>>>

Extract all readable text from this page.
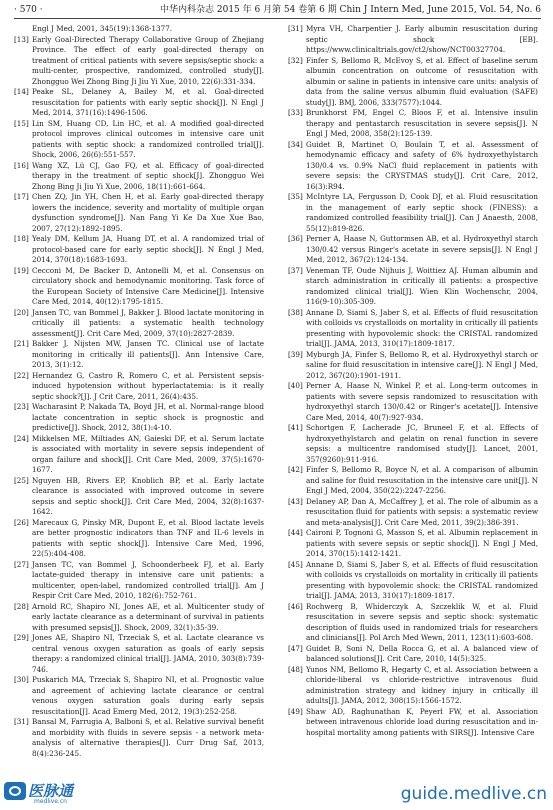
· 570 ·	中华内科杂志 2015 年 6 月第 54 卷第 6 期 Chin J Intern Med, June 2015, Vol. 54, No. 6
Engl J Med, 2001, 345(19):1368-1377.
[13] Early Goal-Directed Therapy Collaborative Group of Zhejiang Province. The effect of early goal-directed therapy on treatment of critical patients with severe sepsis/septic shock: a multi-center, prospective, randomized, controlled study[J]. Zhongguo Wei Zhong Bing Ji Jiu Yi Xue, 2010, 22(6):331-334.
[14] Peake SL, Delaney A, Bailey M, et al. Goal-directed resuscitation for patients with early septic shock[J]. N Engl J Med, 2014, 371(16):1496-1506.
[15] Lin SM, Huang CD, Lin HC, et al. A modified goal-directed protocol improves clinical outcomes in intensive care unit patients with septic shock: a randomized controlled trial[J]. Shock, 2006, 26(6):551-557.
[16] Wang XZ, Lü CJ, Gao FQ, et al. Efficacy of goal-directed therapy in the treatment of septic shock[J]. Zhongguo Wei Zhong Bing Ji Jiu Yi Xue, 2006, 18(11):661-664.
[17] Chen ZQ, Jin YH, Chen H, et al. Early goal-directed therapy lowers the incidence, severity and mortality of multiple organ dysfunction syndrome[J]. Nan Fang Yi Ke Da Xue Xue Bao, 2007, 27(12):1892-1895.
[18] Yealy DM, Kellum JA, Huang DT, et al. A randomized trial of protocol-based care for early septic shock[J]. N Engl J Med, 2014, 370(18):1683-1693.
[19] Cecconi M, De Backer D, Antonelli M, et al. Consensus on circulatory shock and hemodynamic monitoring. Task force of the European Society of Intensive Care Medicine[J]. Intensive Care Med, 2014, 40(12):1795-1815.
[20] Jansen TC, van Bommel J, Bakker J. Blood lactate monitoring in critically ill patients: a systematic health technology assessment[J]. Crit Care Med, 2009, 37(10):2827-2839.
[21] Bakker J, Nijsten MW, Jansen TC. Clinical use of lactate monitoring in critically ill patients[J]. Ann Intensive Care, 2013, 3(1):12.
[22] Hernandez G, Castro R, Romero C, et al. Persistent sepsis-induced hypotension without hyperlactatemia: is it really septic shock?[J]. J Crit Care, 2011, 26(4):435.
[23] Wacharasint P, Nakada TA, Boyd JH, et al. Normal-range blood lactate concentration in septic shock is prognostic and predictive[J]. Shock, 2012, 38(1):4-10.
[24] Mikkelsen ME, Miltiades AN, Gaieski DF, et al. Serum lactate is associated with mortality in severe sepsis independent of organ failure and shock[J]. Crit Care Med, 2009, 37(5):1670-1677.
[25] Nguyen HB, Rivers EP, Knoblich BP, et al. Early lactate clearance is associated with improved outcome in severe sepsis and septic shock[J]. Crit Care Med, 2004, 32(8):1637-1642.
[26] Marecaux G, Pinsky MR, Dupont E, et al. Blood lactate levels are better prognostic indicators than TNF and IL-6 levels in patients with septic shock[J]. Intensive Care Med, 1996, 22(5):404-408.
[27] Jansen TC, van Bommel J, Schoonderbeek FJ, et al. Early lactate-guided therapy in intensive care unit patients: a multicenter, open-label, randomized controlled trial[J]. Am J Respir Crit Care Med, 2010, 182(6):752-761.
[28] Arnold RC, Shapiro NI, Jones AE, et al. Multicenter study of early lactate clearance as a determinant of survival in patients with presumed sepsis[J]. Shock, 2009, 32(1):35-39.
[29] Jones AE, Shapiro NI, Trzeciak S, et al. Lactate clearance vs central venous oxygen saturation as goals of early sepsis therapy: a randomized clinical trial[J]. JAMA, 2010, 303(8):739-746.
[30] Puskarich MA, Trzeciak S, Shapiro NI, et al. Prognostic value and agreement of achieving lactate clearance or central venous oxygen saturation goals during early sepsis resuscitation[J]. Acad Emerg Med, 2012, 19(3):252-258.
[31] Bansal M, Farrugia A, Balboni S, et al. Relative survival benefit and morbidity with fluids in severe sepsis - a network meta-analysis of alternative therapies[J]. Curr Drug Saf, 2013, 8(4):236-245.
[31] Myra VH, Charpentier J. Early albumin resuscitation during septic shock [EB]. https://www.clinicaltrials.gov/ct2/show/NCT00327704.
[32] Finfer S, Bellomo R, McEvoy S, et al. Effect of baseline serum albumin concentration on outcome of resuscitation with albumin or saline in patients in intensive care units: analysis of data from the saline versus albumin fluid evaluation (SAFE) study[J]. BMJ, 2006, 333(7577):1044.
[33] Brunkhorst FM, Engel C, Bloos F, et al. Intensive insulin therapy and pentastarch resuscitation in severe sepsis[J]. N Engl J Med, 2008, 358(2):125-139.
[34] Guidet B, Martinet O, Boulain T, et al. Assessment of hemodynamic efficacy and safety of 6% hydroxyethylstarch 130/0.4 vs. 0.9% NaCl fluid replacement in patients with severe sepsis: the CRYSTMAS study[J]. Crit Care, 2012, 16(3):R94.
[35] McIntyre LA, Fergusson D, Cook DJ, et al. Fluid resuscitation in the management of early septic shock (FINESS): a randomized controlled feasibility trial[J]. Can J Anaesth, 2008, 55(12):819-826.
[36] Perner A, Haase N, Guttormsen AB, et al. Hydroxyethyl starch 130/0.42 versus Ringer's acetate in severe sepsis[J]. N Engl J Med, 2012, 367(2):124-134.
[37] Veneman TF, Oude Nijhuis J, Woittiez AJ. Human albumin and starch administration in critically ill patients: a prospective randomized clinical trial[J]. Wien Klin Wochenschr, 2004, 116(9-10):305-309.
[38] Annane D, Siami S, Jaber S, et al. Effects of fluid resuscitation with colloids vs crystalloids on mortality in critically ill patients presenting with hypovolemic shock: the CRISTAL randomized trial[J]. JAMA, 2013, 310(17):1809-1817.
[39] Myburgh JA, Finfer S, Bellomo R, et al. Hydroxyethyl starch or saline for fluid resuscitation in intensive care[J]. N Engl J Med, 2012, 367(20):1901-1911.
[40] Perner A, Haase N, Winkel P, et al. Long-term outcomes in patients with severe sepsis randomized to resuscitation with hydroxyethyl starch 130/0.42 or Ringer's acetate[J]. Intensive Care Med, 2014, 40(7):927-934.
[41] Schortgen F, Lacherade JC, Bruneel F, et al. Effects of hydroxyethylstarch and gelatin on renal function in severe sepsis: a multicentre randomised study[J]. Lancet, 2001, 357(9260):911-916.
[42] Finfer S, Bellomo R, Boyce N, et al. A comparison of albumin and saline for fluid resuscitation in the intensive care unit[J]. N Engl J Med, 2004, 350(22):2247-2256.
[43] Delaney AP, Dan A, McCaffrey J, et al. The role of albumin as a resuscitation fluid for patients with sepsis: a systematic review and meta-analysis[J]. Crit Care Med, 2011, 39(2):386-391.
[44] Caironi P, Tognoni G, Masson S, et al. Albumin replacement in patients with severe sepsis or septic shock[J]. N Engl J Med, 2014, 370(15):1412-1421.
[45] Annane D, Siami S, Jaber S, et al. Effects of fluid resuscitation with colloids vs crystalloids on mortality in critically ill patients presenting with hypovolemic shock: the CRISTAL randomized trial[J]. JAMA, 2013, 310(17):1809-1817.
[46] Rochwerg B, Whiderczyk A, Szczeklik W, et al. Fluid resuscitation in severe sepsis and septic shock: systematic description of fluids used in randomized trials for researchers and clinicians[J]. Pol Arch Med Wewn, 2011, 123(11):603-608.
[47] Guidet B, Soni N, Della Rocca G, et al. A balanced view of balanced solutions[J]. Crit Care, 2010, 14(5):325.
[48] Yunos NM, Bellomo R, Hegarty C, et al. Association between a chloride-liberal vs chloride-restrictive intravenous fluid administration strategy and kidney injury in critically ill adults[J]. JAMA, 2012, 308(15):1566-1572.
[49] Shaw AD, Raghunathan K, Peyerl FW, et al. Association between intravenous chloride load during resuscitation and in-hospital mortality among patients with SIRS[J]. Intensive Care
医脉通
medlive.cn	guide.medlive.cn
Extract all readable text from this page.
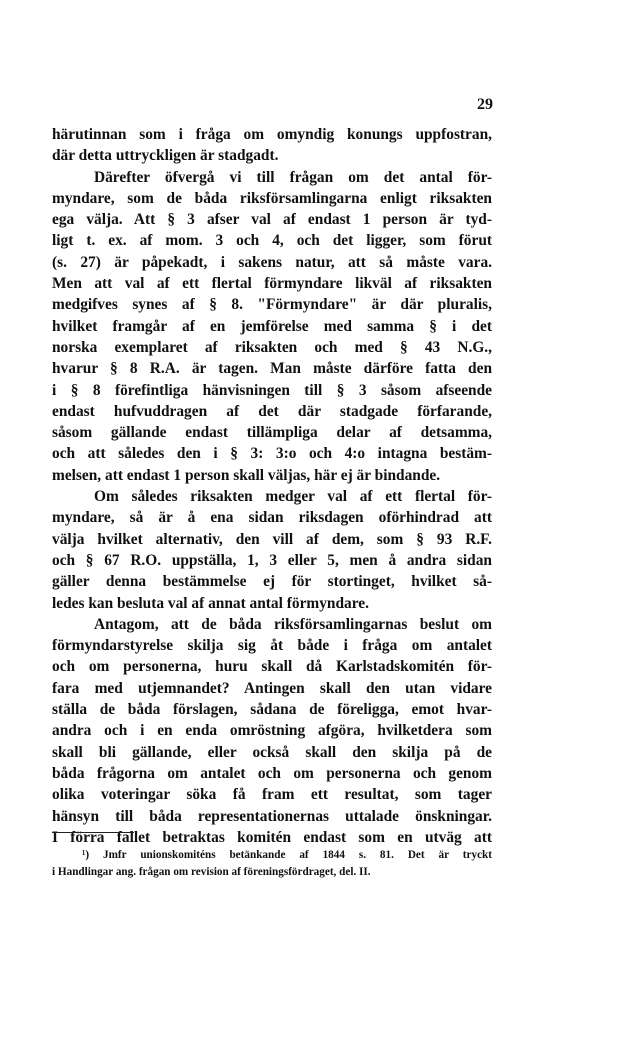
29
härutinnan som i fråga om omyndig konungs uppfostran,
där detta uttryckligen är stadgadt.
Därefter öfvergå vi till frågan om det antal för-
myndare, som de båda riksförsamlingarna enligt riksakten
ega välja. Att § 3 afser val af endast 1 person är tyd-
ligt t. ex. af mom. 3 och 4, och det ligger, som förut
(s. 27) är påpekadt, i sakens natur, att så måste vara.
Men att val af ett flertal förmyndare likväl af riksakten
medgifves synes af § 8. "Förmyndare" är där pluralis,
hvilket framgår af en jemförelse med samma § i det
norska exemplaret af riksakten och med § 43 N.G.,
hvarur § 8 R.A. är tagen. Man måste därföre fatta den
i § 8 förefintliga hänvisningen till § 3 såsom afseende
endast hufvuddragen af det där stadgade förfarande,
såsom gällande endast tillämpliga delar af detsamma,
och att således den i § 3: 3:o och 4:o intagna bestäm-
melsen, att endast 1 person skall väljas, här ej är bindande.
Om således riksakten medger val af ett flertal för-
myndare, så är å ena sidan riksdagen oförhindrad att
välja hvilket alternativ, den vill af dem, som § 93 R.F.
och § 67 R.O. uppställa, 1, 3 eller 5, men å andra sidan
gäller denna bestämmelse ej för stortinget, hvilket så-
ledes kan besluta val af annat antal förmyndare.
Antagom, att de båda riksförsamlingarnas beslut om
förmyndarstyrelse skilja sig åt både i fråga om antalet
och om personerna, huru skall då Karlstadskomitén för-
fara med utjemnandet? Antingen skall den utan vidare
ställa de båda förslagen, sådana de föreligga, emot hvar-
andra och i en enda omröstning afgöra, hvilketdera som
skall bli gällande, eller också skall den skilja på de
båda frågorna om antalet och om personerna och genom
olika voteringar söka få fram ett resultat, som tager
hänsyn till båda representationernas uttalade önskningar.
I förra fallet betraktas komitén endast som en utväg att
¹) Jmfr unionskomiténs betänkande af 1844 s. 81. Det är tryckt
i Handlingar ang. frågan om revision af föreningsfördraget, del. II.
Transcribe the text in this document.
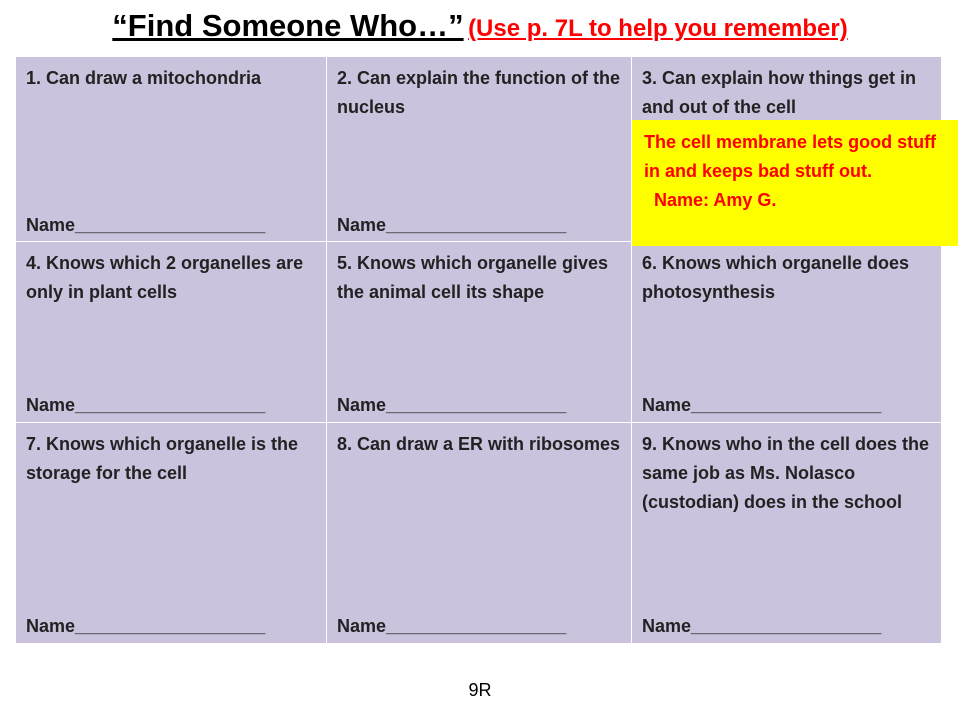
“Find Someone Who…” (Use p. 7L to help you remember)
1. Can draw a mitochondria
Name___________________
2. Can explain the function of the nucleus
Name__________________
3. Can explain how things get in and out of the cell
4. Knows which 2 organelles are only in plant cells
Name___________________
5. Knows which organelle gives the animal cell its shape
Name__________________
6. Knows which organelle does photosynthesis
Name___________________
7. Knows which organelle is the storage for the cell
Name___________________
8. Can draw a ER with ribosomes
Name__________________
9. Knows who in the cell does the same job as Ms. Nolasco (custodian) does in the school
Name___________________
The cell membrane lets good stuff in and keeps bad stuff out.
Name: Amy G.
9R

<<<

● Exercise goal
Count the lines in the records above that contain "fluids". Reply with the number only.

● Written response
2